Aim of the exercise:
Locate every line below that contains the word "对评比过程中" and copy it.

(Dataset items)
-------

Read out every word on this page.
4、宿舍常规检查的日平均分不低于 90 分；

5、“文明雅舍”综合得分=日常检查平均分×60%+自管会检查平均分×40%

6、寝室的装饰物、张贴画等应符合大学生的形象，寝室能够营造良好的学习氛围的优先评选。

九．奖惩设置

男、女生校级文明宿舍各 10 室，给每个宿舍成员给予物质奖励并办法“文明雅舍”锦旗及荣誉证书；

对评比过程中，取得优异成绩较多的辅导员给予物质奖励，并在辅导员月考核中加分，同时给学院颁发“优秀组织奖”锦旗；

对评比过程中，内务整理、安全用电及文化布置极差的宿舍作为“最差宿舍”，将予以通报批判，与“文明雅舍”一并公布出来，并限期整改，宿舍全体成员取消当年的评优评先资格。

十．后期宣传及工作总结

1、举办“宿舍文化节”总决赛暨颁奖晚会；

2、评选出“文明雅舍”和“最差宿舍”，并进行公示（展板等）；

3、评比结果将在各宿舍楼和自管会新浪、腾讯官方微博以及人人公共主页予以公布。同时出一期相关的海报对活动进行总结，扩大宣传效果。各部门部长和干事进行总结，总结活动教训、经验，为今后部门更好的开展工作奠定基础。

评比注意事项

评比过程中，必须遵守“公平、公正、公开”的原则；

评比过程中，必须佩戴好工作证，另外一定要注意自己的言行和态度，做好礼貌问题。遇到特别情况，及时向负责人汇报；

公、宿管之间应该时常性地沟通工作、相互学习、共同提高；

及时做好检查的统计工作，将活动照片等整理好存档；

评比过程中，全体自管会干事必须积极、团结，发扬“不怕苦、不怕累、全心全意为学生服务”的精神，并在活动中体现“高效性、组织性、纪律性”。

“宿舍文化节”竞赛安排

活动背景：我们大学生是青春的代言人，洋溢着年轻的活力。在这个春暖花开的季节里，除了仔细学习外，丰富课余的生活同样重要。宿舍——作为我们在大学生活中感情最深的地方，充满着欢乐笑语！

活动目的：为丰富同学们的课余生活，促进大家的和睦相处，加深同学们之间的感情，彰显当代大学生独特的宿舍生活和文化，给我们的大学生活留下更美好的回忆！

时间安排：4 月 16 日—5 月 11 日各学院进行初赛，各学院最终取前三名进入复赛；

-------

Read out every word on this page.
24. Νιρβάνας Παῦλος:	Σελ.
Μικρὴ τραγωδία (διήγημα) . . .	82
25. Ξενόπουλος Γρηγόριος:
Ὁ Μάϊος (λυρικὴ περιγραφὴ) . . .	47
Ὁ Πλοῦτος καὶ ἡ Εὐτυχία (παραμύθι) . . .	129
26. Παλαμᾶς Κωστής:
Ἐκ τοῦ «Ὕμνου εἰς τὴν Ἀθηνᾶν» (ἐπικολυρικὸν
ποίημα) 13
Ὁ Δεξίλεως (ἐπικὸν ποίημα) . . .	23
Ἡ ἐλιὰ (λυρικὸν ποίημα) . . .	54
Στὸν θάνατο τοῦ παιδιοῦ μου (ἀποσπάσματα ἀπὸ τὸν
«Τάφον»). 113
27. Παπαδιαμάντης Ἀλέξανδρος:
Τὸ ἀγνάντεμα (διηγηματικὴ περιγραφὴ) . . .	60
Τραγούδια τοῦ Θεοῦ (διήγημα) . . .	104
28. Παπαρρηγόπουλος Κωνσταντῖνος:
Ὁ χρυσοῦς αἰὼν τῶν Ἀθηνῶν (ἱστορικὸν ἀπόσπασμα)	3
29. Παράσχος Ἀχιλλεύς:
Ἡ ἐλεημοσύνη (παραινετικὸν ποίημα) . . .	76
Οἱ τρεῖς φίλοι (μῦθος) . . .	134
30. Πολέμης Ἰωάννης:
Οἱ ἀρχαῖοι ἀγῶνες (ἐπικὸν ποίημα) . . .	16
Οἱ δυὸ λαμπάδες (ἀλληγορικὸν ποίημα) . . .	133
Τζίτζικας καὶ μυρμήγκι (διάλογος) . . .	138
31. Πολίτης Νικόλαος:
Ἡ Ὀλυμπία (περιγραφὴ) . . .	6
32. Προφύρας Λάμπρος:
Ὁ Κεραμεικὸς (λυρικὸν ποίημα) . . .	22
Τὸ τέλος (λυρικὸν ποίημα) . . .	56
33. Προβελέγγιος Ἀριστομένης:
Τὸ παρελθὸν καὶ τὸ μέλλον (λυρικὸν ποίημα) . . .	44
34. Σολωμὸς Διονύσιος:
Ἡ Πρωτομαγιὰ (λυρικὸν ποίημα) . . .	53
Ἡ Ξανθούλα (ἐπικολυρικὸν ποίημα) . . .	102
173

-------

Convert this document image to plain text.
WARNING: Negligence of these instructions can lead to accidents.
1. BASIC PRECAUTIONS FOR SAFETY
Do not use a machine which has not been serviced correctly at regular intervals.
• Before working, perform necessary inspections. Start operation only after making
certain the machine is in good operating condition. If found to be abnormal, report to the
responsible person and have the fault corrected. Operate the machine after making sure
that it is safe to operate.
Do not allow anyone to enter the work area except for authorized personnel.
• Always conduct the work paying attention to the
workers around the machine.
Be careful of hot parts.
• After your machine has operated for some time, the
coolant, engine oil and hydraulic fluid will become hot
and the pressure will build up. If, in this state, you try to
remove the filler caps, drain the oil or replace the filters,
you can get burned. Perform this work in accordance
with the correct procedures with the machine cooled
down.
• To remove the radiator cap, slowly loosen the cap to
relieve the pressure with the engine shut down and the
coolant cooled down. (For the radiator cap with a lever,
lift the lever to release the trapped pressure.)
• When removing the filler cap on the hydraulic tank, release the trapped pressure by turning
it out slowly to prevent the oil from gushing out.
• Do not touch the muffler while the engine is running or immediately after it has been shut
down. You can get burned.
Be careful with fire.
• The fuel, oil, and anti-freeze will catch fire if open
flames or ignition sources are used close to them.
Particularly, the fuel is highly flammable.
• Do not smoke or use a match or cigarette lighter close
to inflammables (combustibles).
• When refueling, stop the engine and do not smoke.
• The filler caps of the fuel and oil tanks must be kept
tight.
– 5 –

-------

The reply:
对评比过程中，取得优异成绩较多的辅导员给予物质奖励，并在辅导员月考核中加分，同时给学院颁发“优秀组织奖”锦旗；
对评比过程中，内务整理、安全用电及文化布置极差的宿舍作为“最差宿舍”，将予以通报批判，与“文明雅舍”一并公布出来，并限期整改，宿舍全体成员取消当年的评优评先资格。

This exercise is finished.